TASK GOAL:
Below are the records. Reproduce exactly the lines from the one containing "Extract the structured" through the final line, and omit any pictures.

MATERIAL PROVIDED:
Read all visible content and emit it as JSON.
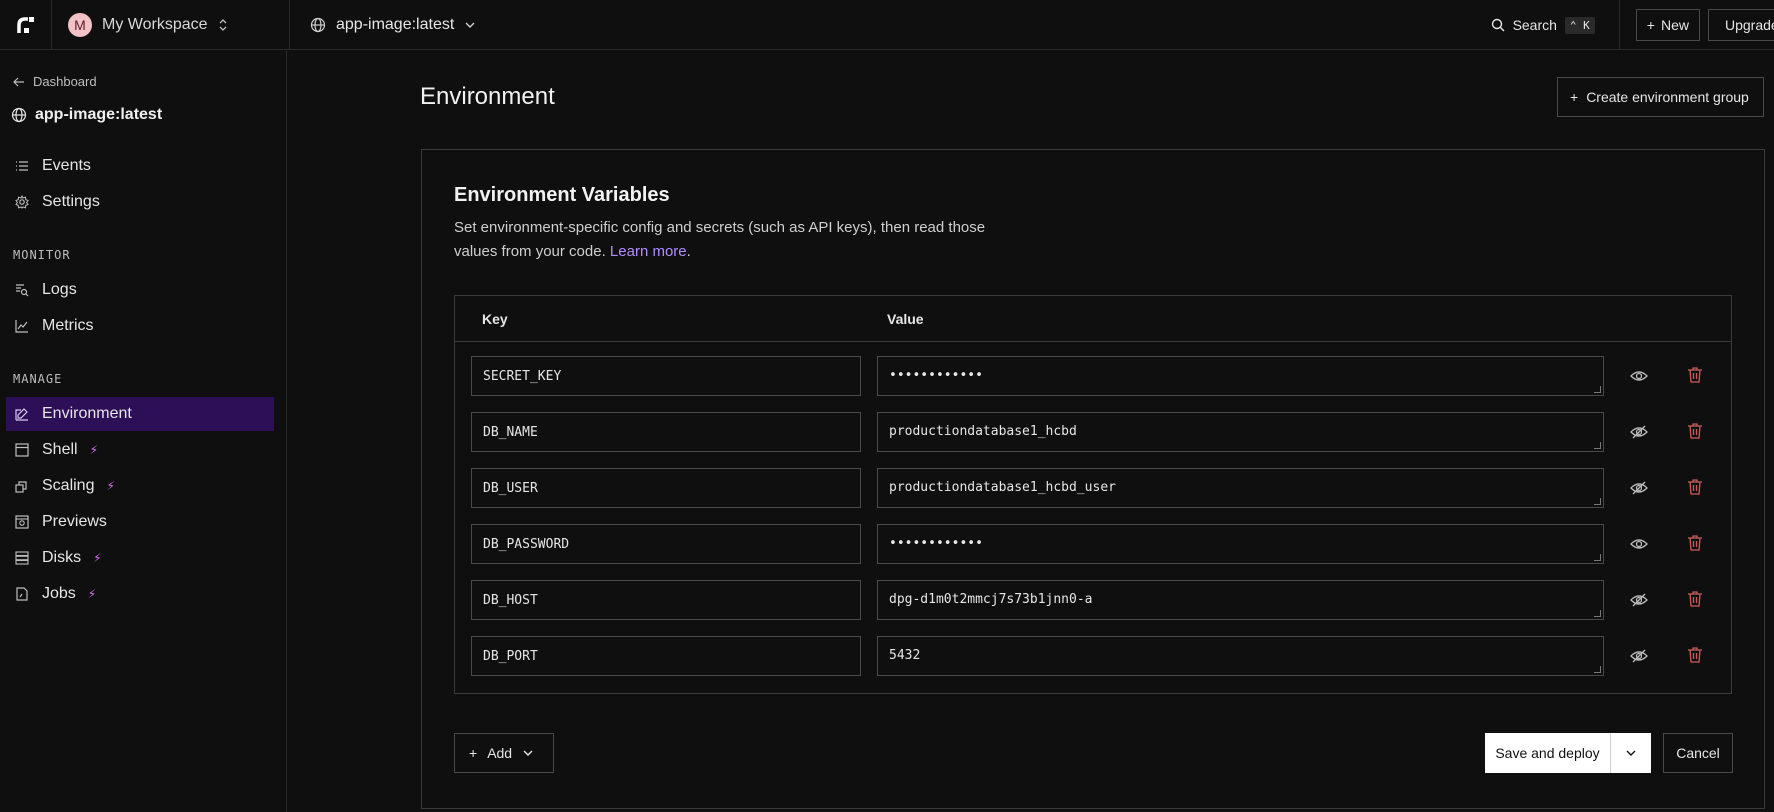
{
  "topbar": {
    "workspace_initial": "M",
    "workspace_name": "My Workspace",
    "service_name": "app-image:latest",
    "search_label": "Search",
    "search_shortcut": "⌃ K",
    "new_label": "New",
    "upgrade_label": "Upgrade"
  },
  "sidebar": {
    "back_label": "Dashboard",
    "service_name": "app-image:latest",
    "items_top": [
      {
        "label": "Events",
        "icon": "list-icon"
      },
      {
        "label": "Settings",
        "icon": "gear-icon"
      }
    ],
    "monitor_heading": "MONITOR",
    "monitor_items": [
      {
        "label": "Logs",
        "icon": "logs-icon"
      },
      {
        "label": "Metrics",
        "icon": "metrics-icon"
      }
    ],
    "manage_heading": "MANAGE",
    "manage_items": [
      {
        "label": "Environment",
        "icon": "environment-icon",
        "active": true,
        "bolt": false
      },
      {
        "label": "Shell",
        "icon": "shell-icon",
        "active": false,
        "bolt": true
      },
      {
        "label": "Scaling",
        "icon": "scaling-icon",
        "active": false,
        "bolt": true
      },
      {
        "label": "Previews",
        "icon": "previews-icon",
        "active": false,
        "bolt": false
      },
      {
        "label": "Disks",
        "icon": "disks-icon",
        "active": false,
        "bolt": true
      },
      {
        "label": "Jobs",
        "icon": "jobs-icon",
        "active": false,
        "bolt": true
      }
    ]
  },
  "main": {
    "title": "Environment",
    "create_group_label": "Create environment group",
    "card": {
      "title": "Environment Variables",
      "description": "Set environment-specific config and secrets (such as API keys), then read those values from your code.",
      "learn_more": "Learn more",
      "learn_more_suffix": ".",
      "col_key": "Key",
      "col_value": "Value",
      "rows": [
        {
          "key": "SECRET_KEY",
          "value": "••••••••••••",
          "hidden": true
        },
        {
          "key": "DB_NAME",
          "value": "productiondatabase1_hcbd",
          "hidden": false
        },
        {
          "key": "DB_USER",
          "value": "productiondatabase1_hcbd_user",
          "hidden": false
        },
        {
          "key": "DB_PASSWORD",
          "value": "••••••••••••",
          "hidden": true
        },
        {
          "key": "DB_HOST",
          "value": "dpg-d1m0t2mmcj7s73b1jnn0-a",
          "hidden": false
        },
        {
          "key": "DB_PORT",
          "value": "5432",
          "hidden": false
        }
      ],
      "add_label": "Add",
      "save_label": "Save and deploy",
      "cancel_label": "Cancel"
    }
  },
  "colors": {
    "background": "#0f0f0f",
    "active_nav": "#2d0f57",
    "accent_link": "#b08cff",
    "bolt": "#d46bf0",
    "trash": "#d05a5a"
  }
}
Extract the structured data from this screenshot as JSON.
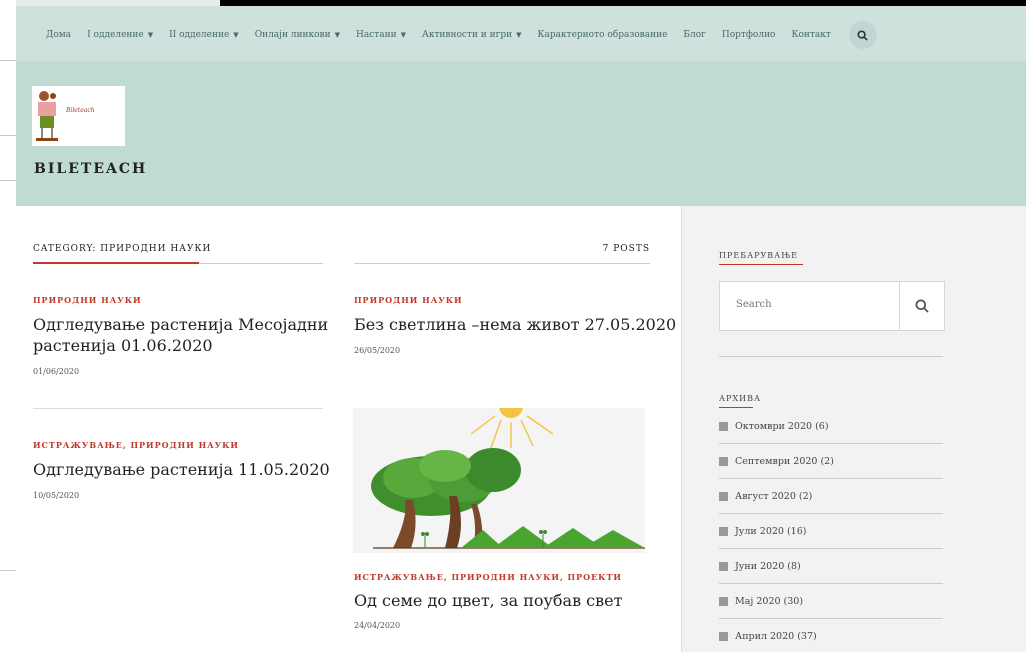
{
  "nav": {
    "items": [
      {
        "label": "Дома",
        "dropdown": false
      },
      {
        "label": "I одделение",
        "dropdown": true
      },
      {
        "label": "II одделение",
        "dropdown": true
      },
      {
        "label": "Онлајн линкови",
        "dropdown": true
      },
      {
        "label": "Настани",
        "dropdown": true
      },
      {
        "label": "Активности и игри",
        "dropdown": true
      },
      {
        "label": "Карактерното образование",
        "dropdown": false
      },
      {
        "label": "Блог",
        "dropdown": false
      },
      {
        "label": "Портфолио",
        "dropdown": false
      },
      {
        "label": "Контакт",
        "dropdown": false
      }
    ],
    "search_icon": "search-icon"
  },
  "header": {
    "site_title": "BILETEACH",
    "logo_text": "Bileteach"
  },
  "category": {
    "heading": "CATEGORY: ПРИРОДНИ НАУКИ",
    "count": "7 POSTS"
  },
  "posts": [
    {
      "category": "ПРИРОДНИ НАУКИ",
      "title_line1": "Одгледување растенија Месојадни",
      "title_line2": "растенија 01.06.2020",
      "date": "01/06/2020"
    },
    {
      "category": "ПРИРОДНИ НАУКИ",
      "title_line1": "Без светлина –нема живот 27.05.2020",
      "date": "26/05/2020"
    },
    {
      "category": "ИСТРАЖУВАЊЕ, ПРИРОДНИ НАУКИ",
      "title_line1": "Одгледување растенија 11.05.2020",
      "date": "10/05/2020"
    },
    {
      "category": "ИСТРАЖУВАЊЕ, ПРИРОДНИ НАУКИ, ПРОЕКТИ",
      "title_line1": "Од семе до цвет, за поубав свет",
      "date": "24/04/2020"
    }
  ],
  "sidebar": {
    "search_label": "ПРЕБАРУВАЊЕ",
    "search_placeholder": "Search",
    "archive_label": "АРХИВА",
    "archive": [
      "Октомври 2020 (6)",
      "Септември 2020 (2)",
      "Август 2020 (2)",
      "Јули 2020 (16)",
      "Јуни 2020 (8)",
      "Мај 2020 (30)",
      "Април 2020 (37)"
    ]
  },
  "colors": {
    "nav_bg": "#cfe1dd",
    "header_bg": "#bfdbd3",
    "accent": "#c0392b"
  }
}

THE ANSWER:
Extract the structured data from this screenshot as JSON.
{
  "nav": {
    "items": [
      {
        "label": "Дома",
        "dropdown": false
      },
      {
        "label": "I одделение",
        "dropdown": true
      },
      {
        "label": "II одделение",
        "dropdown": true
      },
      {
        "label": "Онлајн линкови",
        "dropdown": true
      },
      {
        "label": "Настани",
        "dropdown": true
      },
      {
        "label": "Активности и игри",
        "dropdown": true
      },
      {
        "label": "Карактерното образование",
        "dropdown": false
      },
      {
        "label": "Блог",
        "dropdown": false
      },
      {
        "label": "Портфолио",
        "dropdown": false
      },
      {
        "label": "Контакт",
        "dropdown": false
      }
    ],
    "search_icon": "search-icon"
  },
  "header": {
    "site_title": "BILETEACH",
    "logo_text": "Bileteach"
  },
  "category": {
    "heading": "CATEGORY: ПРИРОДНИ НАУКИ",
    "count": "7 POSTS"
  },
  "posts": [
    {
      "category": "ПРИРОДНИ НАУКИ",
      "title_line1": "Одгледување растенија Месојадни",
      "title_line2": "растенија 01.06.2020",
      "date": "01/06/2020"
    },
    {
      "category": "ПРИРОДНИ НАУКИ",
      "title_line1": "Без светлина –нема живот 27.05.2020",
      "date": "26/05/2020"
    },
    {
      "category": "ИСТРАЖУВАЊЕ, ПРИРОДНИ НАУКИ",
      "title_line1": "Одгледување растенија 11.05.2020",
      "date": "10/05/2020"
    },
    {
      "category": "ИСТРАЖУВАЊЕ, ПРИРОДНИ НАУКИ, ПРОЕКТИ",
      "title_line1": "Од семе до цвет, за поубав свет",
      "date": "24/04/2020"
    }
  ],
  "sidebar": {
    "search_label": "ПРЕБАРУВАЊЕ",
    "search_placeholder": "Search",
    "archive_label": "АРХИВА",
    "archive": [
      "Октомври 2020 (6)",
      "Септември 2020 (2)",
      "Август 2020 (2)",
      "Јули 2020 (16)",
      "Јуни 2020 (8)",
      "Мај 2020 (30)",
      "Април 2020 (37)"
    ]
  },
  "colors": {
    "nav_bg": "#cfe1dd",
    "header_bg": "#bfdbd3",
    "accent": "#c0392b"
  }
}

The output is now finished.